## begin Supplied material
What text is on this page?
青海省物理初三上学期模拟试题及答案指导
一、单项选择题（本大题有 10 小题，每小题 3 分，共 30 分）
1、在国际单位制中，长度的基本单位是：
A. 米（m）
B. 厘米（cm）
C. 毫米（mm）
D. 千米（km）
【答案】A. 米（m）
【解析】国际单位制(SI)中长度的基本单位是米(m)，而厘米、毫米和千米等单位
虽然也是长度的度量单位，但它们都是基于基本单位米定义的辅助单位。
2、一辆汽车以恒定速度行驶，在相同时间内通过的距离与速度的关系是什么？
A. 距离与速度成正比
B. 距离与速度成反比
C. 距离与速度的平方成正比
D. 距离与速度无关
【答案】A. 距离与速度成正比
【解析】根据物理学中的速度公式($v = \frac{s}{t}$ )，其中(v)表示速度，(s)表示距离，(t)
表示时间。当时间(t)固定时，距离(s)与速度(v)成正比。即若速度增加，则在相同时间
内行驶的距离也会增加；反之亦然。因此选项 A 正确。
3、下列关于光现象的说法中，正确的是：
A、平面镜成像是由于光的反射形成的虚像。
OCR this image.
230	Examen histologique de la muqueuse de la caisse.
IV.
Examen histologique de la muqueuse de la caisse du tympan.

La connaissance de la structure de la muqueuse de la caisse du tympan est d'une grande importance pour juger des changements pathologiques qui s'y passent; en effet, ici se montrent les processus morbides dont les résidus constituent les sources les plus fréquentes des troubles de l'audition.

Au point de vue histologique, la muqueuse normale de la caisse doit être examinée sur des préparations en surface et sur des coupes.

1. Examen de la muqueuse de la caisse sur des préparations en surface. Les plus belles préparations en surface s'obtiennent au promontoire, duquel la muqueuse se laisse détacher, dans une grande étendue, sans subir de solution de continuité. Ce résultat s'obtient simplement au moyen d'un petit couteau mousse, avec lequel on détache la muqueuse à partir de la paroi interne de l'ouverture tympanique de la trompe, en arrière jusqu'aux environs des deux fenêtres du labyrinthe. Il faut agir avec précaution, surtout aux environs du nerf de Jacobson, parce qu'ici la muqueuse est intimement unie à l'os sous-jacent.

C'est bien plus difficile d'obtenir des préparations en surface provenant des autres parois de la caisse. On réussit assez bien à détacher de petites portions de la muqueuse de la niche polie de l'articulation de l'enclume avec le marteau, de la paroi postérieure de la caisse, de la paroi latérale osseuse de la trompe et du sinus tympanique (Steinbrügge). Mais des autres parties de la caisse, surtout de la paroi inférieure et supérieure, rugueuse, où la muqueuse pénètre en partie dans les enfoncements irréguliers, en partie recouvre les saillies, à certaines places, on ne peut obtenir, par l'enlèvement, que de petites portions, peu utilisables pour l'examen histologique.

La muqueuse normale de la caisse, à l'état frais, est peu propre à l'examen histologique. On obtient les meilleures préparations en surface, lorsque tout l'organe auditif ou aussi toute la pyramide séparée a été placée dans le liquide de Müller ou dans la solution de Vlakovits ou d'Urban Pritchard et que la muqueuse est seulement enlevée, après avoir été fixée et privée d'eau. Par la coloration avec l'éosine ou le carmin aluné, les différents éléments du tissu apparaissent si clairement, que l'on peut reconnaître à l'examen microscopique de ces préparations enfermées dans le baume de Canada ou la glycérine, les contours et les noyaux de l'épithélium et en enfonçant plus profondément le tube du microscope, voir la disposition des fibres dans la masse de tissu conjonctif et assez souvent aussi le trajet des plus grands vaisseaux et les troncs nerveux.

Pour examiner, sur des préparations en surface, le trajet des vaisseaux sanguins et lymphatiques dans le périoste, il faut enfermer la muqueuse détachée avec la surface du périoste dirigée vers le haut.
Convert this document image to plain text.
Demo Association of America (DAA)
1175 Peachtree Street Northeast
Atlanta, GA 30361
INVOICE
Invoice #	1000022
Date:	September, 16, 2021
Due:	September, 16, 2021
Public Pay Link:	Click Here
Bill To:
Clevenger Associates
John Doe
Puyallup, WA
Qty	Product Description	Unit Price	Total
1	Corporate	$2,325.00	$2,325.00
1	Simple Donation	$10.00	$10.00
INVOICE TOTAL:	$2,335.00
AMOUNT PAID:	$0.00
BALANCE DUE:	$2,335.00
## end Supplied material
**Do this**: Count the lines of the listing above that include the word "normale" and state the total with nothing else.

**Right answer**: 2